◆ Work to be completed
Give the material once more, word for word, without any images.
___ Data provided
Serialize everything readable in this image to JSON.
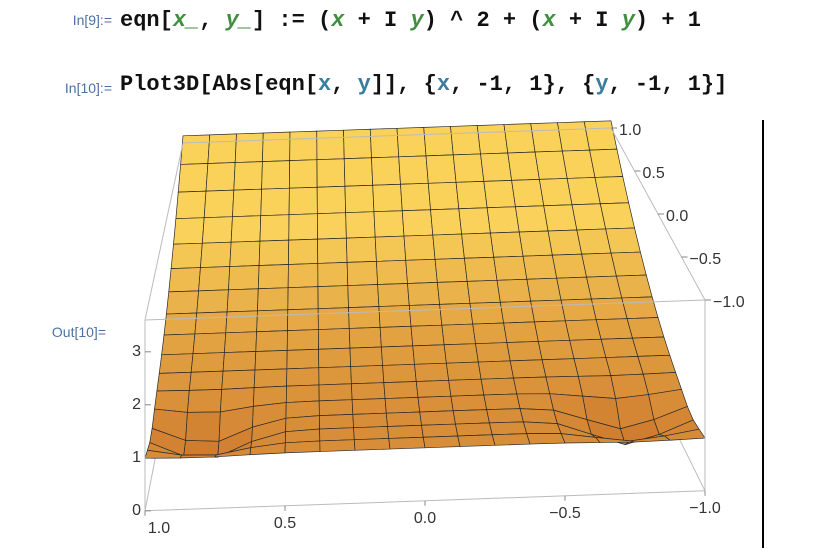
{
  "cells": [
    {
      "label": "In[9]:=",
      "tokens": [
        "eqn[",
        "x_",
        ", ",
        "y_",
        "] := (",
        "x",
        " + I ",
        "y",
        ") ^ 2 + (",
        "x",
        " + I ",
        "y",
        ") + 1"
      ]
    },
    {
      "label": "In[10]:=",
      "tokens": [
        "Plot3D[Abs[eqn[",
        "x",
        ", ",
        "y",
        "]], {",
        "x",
        ", -1, 1}, {",
        "y",
        ", -1, 1}]"
      ]
    }
  ],
  "output": {
    "label": "Out[10]=",
    "plot": {
      "x_ticks": [
        "1.0",
        "0.5",
        "0.0",
        "−0.5",
        "−1.0"
      ],
      "y_ticks": [
        "1.0",
        "0.5",
        "0.0",
        "−0.5",
        "−1.0"
      ],
      "z_ticks": [
        "0",
        "1",
        "2",
        "3"
      ]
    }
  }
}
______
◆ Expected answer
Serialize everything readable in this image to JSON.
{
  "cells": [
    {
      "label": "In[9]:=",
      "tokens": [
        "eqn[",
        "x_",
        ", ",
        "y_",
        "] := (",
        "x",
        " + I ",
        "y",
        ") ^ 2 + (",
        "x",
        " + I ",
        "y",
        ") + 1"
      ]
    },
    {
      "label": "In[10]:=",
      "tokens": [
        "Plot3D[Abs[eqn[",
        "x",
        ", ",
        "y",
        "]], {",
        "x",
        ", -1, 1}, {",
        "y",
        ", -1, 1}]"
      ]
    }
  ],
  "output": {
    "label": "Out[10]=",
    "plot": {
      "x_ticks": [
        "1.0",
        "0.5",
        "0.0",
        "−0.5",
        "−1.0"
      ],
      "y_ticks": [
        "1.0",
        "0.5",
        "0.0",
        "−0.5",
        "−1.0"
      ],
      "z_ticks": [
        "0",
        "1",
        "2",
        "3"
      ]
    }
  }
}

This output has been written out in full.